[Collected data entries]
-- begin --
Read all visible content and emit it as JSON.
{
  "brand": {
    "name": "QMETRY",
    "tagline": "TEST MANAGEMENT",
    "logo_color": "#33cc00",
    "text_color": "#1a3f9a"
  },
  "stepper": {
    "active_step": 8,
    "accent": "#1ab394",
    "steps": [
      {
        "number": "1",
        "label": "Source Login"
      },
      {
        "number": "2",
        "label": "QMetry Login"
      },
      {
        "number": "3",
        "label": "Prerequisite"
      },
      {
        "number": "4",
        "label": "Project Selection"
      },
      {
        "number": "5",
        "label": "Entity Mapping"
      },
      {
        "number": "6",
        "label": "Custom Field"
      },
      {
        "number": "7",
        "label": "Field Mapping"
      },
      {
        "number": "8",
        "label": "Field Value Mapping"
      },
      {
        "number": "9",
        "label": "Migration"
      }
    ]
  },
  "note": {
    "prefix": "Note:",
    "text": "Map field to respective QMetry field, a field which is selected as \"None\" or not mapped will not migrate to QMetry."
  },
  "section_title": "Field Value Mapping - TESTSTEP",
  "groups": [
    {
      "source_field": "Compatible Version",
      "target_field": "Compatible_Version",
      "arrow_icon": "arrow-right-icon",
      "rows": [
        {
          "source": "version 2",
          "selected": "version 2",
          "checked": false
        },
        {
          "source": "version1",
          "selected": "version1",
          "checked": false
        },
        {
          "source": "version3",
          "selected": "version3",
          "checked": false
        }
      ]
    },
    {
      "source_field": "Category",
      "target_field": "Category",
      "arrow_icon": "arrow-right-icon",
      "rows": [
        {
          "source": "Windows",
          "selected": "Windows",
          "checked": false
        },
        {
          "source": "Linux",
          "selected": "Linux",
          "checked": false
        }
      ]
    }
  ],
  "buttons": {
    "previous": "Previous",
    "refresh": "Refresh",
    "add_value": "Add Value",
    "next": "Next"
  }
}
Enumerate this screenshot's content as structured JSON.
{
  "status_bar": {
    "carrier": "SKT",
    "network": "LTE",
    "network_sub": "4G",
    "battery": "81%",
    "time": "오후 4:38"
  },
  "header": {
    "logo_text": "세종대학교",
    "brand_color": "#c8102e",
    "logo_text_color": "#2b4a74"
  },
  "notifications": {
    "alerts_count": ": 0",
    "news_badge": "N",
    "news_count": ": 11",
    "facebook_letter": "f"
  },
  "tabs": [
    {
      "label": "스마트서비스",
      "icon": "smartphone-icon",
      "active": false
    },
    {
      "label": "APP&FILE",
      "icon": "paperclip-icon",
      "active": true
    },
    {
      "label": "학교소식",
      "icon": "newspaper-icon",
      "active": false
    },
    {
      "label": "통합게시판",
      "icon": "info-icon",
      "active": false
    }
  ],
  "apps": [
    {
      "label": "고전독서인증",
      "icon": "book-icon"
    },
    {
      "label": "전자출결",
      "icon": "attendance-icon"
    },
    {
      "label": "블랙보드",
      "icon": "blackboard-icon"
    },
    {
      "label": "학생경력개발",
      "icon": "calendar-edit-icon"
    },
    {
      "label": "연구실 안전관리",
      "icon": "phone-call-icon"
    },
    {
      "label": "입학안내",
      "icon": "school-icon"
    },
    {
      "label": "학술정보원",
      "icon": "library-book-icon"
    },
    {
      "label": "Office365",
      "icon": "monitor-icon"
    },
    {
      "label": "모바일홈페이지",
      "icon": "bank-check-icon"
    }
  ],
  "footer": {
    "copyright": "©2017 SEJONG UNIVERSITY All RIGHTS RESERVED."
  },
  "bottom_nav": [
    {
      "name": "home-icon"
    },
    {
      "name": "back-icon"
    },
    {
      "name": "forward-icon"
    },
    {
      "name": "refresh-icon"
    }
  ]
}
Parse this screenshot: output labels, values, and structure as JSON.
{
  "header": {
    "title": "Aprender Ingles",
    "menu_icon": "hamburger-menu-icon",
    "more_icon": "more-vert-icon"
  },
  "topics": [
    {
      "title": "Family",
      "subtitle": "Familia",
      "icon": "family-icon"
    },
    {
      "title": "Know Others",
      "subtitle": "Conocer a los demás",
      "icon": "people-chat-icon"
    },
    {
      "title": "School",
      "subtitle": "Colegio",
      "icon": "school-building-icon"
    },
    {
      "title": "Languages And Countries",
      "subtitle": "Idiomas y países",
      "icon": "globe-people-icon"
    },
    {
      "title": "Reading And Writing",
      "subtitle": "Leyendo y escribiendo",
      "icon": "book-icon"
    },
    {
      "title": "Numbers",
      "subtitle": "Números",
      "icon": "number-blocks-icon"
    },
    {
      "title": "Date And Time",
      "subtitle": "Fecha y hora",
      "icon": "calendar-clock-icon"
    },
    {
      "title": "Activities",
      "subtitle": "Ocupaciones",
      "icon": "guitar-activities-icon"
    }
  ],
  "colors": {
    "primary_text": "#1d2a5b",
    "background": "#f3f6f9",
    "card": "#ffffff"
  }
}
-- end --
▶ [Set exercise]:
The listing above should be transcribed in full, exactly as written.

▶ [Answer to this task]:
Read all visible content and emit it as JSON.
{
  "brand": {
    "name": "QMETRY",
    "tagline": "TEST MANAGEMENT",
    "logo_color": "#33cc00",
    "text_color": "#1a3f9a"
  },
  "stepper": {
    "active_step": 8,
    "accent": "#1ab394",
    "steps": [
      {
        "number": "1",
        "label": "Source Login"
      },
      {
        "number": "2",
        "label": "QMetry Login"
      },
      {
        "number": "3",
        "label": "Prerequisite"
      },
      {
        "number": "4",
        "label": "Project Selection"
      },
      {
        "number": "5",
        "label": "Entity Mapping"
      },
      {
        "number": "6",
        "label": "Custom Field"
      },
      {
        "number": "7",
        "label": "Field Mapping"
      },
      {
        "number": "8",
        "label": "Field Value Mapping"
      },
      {
        "number": "9",
        "label": "Migration"
      }
    ]
  },
  "note": {
    "prefix": "Note:",
    "text": "Map field to respective QMetry field, a field which is selected as \"None\" or not mapped will not migrate to QMetry."
  },
  "section_title": "Field Value Mapping - TESTSTEP",
  "groups": [
    {
      "source_field": "Compatible Version",
      "target_field": "Compatible_Version",
      "arrow_icon": "arrow-right-icon",
      "rows": [
        {
          "source": "version 2",
          "selected": "version 2",
          "checked": false
        },
        {
          "source": "version1",
          "selected": "version1",
          "checked": false
        },
        {
          "source": "version3",
          "selected": "version3",
          "checked": false
        }
      ]
    },
    {
      "source_field": "Category",
      "target_field": "Category",
      "arrow_icon": "arrow-right-icon",
      "rows": [
        {
          "source": "Windows",
          "selected": "Windows",
          "checked": false
        },
        {
          "source": "Linux",
          "selected": "Linux",
          "checked": false
        }
      ]
    }
  ],
  "buttons": {
    "previous": "Previous",
    "refresh": "Refresh",
    "add_value": "Add Value",
    "next": "Next"
  }
}
Enumerate this screenshot's content as structured JSON.
{
  "status_bar": {
    "carrier": "SKT",
    "network": "LTE",
    "network_sub": "4G",
    "battery": "81%",
    "time": "오후 4:38"
  },
  "header": {
    "logo_text": "세종대학교",
    "brand_color": "#c8102e",
    "logo_text_color": "#2b4a74"
  },
  "notifications": {
    "alerts_count": ": 0",
    "news_badge": "N",
    "news_count": ": 11",
    "facebook_letter": "f"
  },
  "tabs": [
    {
      "label": "스마트서비스",
      "icon": "smartphone-icon",
      "active": false
    },
    {
      "label": "APP&FILE",
      "icon": "paperclip-icon",
      "active": true
    },
    {
      "label": "학교소식",
      "icon": "newspaper-icon",
      "active": false
    },
    {
      "label": "통합게시판",
      "icon": "info-icon",
      "active": false
    }
  ],
  "apps": [
    {
      "label": "고전독서인증",
      "icon": "book-icon"
    },
    {
      "label": "전자출결",
      "icon": "attendance-icon"
    },
    {
      "label": "블랙보드",
      "icon": "blackboard-icon"
    },
    {
      "label": "학생경력개발",
      "icon": "calendar-edit-icon"
    },
    {
      "label": "연구실 안전관리",
      "icon": "phone-call-icon"
    },
    {
      "label": "입학안내",
      "icon": "school-icon"
    },
    {
      "label": "학술정보원",
      "icon": "library-book-icon"
    },
    {
      "label": "Office365",
      "icon": "monitor-icon"
    },
    {
      "label": "모바일홈페이지",
      "icon": "bank-check-icon"
    }
  ],
  "footer": {
    "copyright": "©2017 SEJONG UNIVERSITY All RIGHTS RESERVED."
  },
  "bottom_nav": [
    {
      "name": "home-icon"
    },
    {
      "name": "back-icon"
    },
    {
      "name": "forward-icon"
    },
    {
      "name": "refresh-icon"
    }
  ]
}
Parse this screenshot: output labels, values, and structure as JSON.
{
  "header": {
    "title": "Aprender Ingles",
    "menu_icon": "hamburger-menu-icon",
    "more_icon": "more-vert-icon"
  },
  "topics": [
    {
      "title": "Family",
      "subtitle": "Familia",
      "icon": "family-icon"
    },
    {
      "title": "Know Others",
      "subtitle": "Conocer a los demás",
      "icon": "people-chat-icon"
    },
    {
      "title": "School",
      "subtitle": "Colegio",
      "icon": "school-building-icon"
    },
    {
      "title": "Languages And Countries",
      "subtitle": "Idiomas y países",
      "icon": "globe-people-icon"
    },
    {
      "title": "Reading And Writing",
      "subtitle": "Leyendo y escribiendo",
      "icon": "book-icon"
    },
    {
      "title": "Numbers",
      "subtitle": "Números",
      "icon": "number-blocks-icon"
    },
    {
      "title": "Date And Time",
      "subtitle": "Fecha y hora",
      "icon": "calendar-clock-icon"
    },
    {
      "title": "Activities",
      "subtitle": "Ocupaciones",
      "icon": "guitar-activities-icon"
    }
  ],
  "colors": {
    "primary_text": "#1d2a5b",
    "background": "#f3f6f9",
    "card": "#ffffff"
  }
}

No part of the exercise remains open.